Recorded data
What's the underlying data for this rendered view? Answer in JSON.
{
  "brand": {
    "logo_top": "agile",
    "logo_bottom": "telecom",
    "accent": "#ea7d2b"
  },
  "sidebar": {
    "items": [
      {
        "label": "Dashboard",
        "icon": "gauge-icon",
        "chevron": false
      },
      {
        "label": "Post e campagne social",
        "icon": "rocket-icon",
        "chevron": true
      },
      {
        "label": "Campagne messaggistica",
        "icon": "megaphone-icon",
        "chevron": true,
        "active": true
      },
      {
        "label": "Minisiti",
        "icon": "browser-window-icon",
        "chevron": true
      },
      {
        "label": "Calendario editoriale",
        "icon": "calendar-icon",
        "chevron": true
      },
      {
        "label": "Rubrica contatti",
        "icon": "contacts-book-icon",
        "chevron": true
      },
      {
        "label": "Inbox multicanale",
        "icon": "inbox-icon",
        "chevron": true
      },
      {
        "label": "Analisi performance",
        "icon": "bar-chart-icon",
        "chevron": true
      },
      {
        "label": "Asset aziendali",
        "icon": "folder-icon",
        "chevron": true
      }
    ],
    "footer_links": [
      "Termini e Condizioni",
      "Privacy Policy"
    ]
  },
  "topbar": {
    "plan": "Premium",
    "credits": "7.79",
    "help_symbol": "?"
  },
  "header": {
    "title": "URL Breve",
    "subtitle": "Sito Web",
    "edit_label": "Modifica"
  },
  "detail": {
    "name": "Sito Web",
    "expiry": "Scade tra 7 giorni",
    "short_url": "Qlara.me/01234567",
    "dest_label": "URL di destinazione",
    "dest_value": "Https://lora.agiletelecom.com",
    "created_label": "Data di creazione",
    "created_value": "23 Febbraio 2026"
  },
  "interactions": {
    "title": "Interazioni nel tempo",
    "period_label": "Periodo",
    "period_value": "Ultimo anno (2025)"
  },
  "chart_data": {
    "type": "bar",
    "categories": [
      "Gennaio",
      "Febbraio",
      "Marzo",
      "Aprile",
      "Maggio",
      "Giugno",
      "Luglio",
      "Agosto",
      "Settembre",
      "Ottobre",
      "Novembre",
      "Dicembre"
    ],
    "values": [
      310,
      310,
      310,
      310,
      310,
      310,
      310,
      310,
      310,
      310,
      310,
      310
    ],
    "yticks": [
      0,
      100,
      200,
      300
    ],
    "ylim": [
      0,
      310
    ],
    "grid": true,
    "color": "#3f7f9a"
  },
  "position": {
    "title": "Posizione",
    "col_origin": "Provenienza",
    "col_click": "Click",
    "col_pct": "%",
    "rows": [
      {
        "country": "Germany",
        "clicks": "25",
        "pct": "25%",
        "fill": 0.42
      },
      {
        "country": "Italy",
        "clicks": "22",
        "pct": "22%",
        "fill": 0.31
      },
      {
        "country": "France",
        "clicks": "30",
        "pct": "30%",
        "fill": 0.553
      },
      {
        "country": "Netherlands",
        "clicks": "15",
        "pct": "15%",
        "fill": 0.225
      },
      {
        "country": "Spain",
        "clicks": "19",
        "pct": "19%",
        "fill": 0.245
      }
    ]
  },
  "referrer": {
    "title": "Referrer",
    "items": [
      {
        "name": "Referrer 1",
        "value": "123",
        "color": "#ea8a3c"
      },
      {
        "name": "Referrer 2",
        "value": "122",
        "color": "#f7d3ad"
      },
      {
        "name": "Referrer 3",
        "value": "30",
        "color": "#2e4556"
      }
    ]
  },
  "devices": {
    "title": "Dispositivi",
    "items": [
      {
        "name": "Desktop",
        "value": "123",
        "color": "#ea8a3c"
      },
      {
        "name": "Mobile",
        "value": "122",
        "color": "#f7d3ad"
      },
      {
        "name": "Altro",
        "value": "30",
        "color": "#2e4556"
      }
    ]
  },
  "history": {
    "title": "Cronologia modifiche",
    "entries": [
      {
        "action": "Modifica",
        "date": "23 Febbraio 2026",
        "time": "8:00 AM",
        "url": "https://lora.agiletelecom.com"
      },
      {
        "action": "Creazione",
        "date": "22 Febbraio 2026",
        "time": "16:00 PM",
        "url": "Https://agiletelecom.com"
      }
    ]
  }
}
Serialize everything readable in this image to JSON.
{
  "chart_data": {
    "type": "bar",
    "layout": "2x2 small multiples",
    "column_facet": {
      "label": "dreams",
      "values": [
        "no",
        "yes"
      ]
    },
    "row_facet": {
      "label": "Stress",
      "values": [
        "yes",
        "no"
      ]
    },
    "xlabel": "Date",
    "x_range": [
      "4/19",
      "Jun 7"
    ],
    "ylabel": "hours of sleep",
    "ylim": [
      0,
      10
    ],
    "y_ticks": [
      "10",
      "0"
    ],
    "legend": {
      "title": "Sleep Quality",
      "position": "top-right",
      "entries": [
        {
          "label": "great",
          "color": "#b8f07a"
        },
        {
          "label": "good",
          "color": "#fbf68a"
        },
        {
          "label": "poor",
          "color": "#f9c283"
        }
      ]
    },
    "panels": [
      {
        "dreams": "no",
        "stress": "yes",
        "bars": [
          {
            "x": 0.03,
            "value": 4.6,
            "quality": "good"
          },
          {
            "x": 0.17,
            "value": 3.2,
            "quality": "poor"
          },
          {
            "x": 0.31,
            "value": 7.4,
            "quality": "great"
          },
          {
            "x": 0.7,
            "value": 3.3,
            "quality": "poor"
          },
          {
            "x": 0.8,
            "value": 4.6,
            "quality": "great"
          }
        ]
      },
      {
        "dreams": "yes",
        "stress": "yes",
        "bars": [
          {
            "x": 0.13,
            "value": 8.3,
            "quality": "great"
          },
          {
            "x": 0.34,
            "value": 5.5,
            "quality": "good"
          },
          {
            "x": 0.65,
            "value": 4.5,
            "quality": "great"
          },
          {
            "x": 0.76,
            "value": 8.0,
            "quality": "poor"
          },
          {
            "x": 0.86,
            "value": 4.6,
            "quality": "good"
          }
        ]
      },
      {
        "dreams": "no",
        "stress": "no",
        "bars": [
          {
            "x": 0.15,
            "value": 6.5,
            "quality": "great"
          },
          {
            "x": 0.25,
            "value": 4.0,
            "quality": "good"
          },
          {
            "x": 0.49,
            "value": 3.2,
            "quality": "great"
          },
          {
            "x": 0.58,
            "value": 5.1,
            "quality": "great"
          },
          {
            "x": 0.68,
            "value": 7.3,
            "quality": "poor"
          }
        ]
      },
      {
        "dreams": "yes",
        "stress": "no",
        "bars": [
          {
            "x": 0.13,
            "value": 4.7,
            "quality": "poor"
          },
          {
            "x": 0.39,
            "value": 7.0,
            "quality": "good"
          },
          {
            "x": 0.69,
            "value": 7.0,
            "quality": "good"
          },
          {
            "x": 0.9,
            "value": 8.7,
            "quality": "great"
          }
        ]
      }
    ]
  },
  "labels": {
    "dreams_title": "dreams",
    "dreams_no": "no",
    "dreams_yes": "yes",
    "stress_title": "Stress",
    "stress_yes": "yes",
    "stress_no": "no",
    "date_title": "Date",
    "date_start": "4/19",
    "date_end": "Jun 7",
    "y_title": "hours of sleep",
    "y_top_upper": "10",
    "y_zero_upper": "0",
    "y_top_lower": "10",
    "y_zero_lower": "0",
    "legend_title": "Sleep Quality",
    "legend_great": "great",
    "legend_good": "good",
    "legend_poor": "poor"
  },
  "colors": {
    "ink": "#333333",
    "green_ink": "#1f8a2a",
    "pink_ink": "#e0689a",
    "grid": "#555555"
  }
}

Instructions for the task =
Write out every line exactly as it stands.

Response to the exercise =
What's the underlying data for this rendered view? Answer in JSON.
{
  "brand": {
    "logo_top": "agile",
    "logo_bottom": "telecom",
    "accent": "#ea7d2b"
  },
  "sidebar": {
    "items": [
      {
        "label": "Dashboard",
        "icon": "gauge-icon",
        "chevron": false
      },
      {
        "label": "Post e campagne social",
        "icon": "rocket-icon",
        "chevron": true
      },
      {
        "label": "Campagne messaggistica",
        "icon": "megaphone-icon",
        "chevron": true,
        "active": true
      },
      {
        "label": "Minisiti",
        "icon": "browser-window-icon",
        "chevron": true
      },
      {
        "label": "Calendario editoriale",
        "icon": "calendar-icon",
        "chevron": true
      },
      {
        "label": "Rubrica contatti",
        "icon": "contacts-book-icon",
        "chevron": true
      },
      {
        "label": "Inbox multicanale",
        "icon": "inbox-icon",
        "chevron": true
      },
      {
        "label": "Analisi performance",
        "icon": "bar-chart-icon",
        "chevron": true
      },
      {
        "label": "Asset aziendali",
        "icon": "folder-icon",
        "chevron": true
      }
    ],
    "footer_links": [
      "Termini e Condizioni",
      "Privacy Policy"
    ]
  },
  "topbar": {
    "plan": "Premium",
    "credits": "7.79",
    "help_symbol": "?"
  },
  "header": {
    "title": "URL Breve",
    "subtitle": "Sito Web",
    "edit_label": "Modifica"
  },
  "detail": {
    "name": "Sito Web",
    "expiry": "Scade tra 7 giorni",
    "short_url": "Qlara.me/01234567",
    "dest_label": "URL di destinazione",
    "dest_value": "Https://lora.agiletelecom.com",
    "created_label": "Data di creazione",
    "created_value": "23 Febbraio 2026"
  },
  "interactions": {
    "title": "Interazioni nel tempo",
    "period_label": "Periodo",
    "period_value": "Ultimo anno (2025)"
  },
  "chart_data": {
    "type": "bar",
    "categories": [
      "Gennaio",
      "Febbraio",
      "Marzo",
      "Aprile",
      "Maggio",
      "Giugno",
      "Luglio",
      "Agosto",
      "Settembre",
      "Ottobre",
      "Novembre",
      "Dicembre"
    ],
    "values": [
      310,
      310,
      310,
      310,
      310,
      310,
      310,
      310,
      310,
      310,
      310,
      310
    ],
    "yticks": [
      0,
      100,
      200,
      300
    ],
    "ylim": [
      0,
      310
    ],
    "grid": true,
    "color": "#3f7f9a"
  },
  "position": {
    "title": "Posizione",
    "col_origin": "Provenienza",
    "col_click": "Click",
    "col_pct": "%",
    "rows": [
      {
        "country": "Germany",
        "clicks": "25",
        "pct": "25%",
        "fill": 0.42
      },
      {
        "country": "Italy",
        "clicks": "22",
        "pct": "22%",
        "fill": 0.31
      },
      {
        "country": "France",
        "clicks": "30",
        "pct": "30%",
        "fill": 0.553
      },
      {
        "country": "Netherlands",
        "clicks": "15",
        "pct": "15%",
        "fill": 0.225
      },
      {
        "country": "Spain",
        "clicks": "19",
        "pct": "19%",
        "fill": 0.245
      }
    ]
  },
  "referrer": {
    "title": "Referrer",
    "items": [
      {
        "name": "Referrer 1",
        "value": "123",
        "color": "#ea8a3c"
      },
      {
        "name": "Referrer 2",
        "value": "122",
        "color": "#f7d3ad"
      },
      {
        "name": "Referrer 3",
        "value": "30",
        "color": "#2e4556"
      }
    ]
  },
  "devices": {
    "title": "Dispositivi",
    "items": [
      {
        "name": "Desktop",
        "value": "123",
        "color": "#ea8a3c"
      },
      {
        "name": "Mobile",
        "value": "122",
        "color": "#f7d3ad"
      },
      {
        "name": "Altro",
        "value": "30",
        "color": "#2e4556"
      }
    ]
  },
  "history": {
    "title": "Cronologia modifiche",
    "entries": [
      {
        "action": "Modifica",
        "date": "23 Febbraio 2026",
        "time": "8:00 AM",
        "url": "https://lora.agiletelecom.com"
      },
      {
        "action": "Creazione",
        "date": "22 Febbraio 2026",
        "time": "16:00 PM",
        "url": "Https://agiletelecom.com"
      }
    ]
  }
}
Serialize everything readable in this image to JSON.
{
  "chart_data": {
    "type": "bar",
    "layout": "2x2 small multiples",
    "column_facet": {
      "label": "dreams",
      "values": [
        "no",
        "yes"
      ]
    },
    "row_facet": {
      "label": "Stress",
      "values": [
        "yes",
        "no"
      ]
    },
    "xlabel": "Date",
    "x_range": [
      "4/19",
      "Jun 7"
    ],
    "ylabel": "hours of sleep",
    "ylim": [
      0,
      10
    ],
    "y_ticks": [
      "10",
      "0"
    ],
    "legend": {
      "title": "Sleep Quality",
      "position": "top-right",
      "entries": [
        {
          "label": "great",
          "color": "#b8f07a"
        },
        {
          "label": "good",
          "color": "#fbf68a"
        },
        {
          "label": "poor",
          "color": "#f9c283"
        }
      ]
    },
    "panels": [
      {
        "dreams": "no",
        "stress": "yes",
        "bars": [
          {
            "x": 0.03,
            "value": 4.6,
            "quality": "good"
          },
          {
            "x": 0.17,
            "value": 3.2,
            "quality": "poor"
          },
          {
            "x": 0.31,
            "value": 7.4,
            "quality": "great"
          },
          {
            "x": 0.7,
            "value": 3.3,
            "quality": "poor"
          },
          {
            "x": 0.8,
            "value": 4.6,
            "quality": "great"
          }
        ]
      },
      {
        "dreams": "yes",
        "stress": "yes",
        "bars": [
          {
            "x": 0.13,
            "value": 8.3,
            "quality": "great"
          },
          {
            "x": 0.34,
            "value": 5.5,
            "quality": "good"
          },
          {
            "x": 0.65,
            "value": 4.5,
            "quality": "great"
          },
          {
            "x": 0.76,
            "value": 8.0,
            "quality": "poor"
          },
          {
            "x": 0.86,
            "value": 4.6,
            "quality": "good"
          }
        ]
      },
      {
        "dreams": "no",
        "stress": "no",
        "bars": [
          {
            "x": 0.15,
            "value": 6.5,
            "quality": "great"
          },
          {
            "x": 0.25,
            "value": 4.0,
            "quality": "good"
          },
          {
            "x": 0.49,
            "value": 3.2,
            "quality": "great"
          },
          {
            "x": 0.58,
            "value": 5.1,
            "quality": "great"
          },
          {
            "x": 0.68,
            "value": 7.3,
            "quality": "poor"
          }
        ]
      },
      {
        "dreams": "yes",
        "stress": "no",
        "bars": [
          {
            "x": 0.13,
            "value": 4.7,
            "quality": "poor"
          },
          {
            "x": 0.39,
            "value": 7.0,
            "quality": "good"
          },
          {
            "x": 0.69,
            "value": 7.0,
            "quality": "good"
          },
          {
            "x": 0.9,
            "value": 8.7,
            "quality": "great"
          }
        ]
      }
    ]
  },
  "labels": {
    "dreams_title": "dreams",
    "dreams_no": "no",
    "dreams_yes": "yes",
    "stress_title": "Stress",
    "stress_yes": "yes",
    "stress_no": "no",
    "date_title": "Date",
    "date_start": "4/19",
    "date_end": "Jun 7",
    "y_title": "hours of sleep",
    "y_top_upper": "10",
    "y_zero_upper": "0",
    "y_top_lower": "10",
    "y_zero_lower": "0",
    "legend_title": "Sleep Quality",
    "legend_great": "great",
    "legend_good": "good",
    "legend_poor": "poor"
  },
  "colors": {
    "ink": "#333333",
    "green_ink": "#1f8a2a",
    "pink_ink": "#e0689a",
    "grid": "#555555"
  }
}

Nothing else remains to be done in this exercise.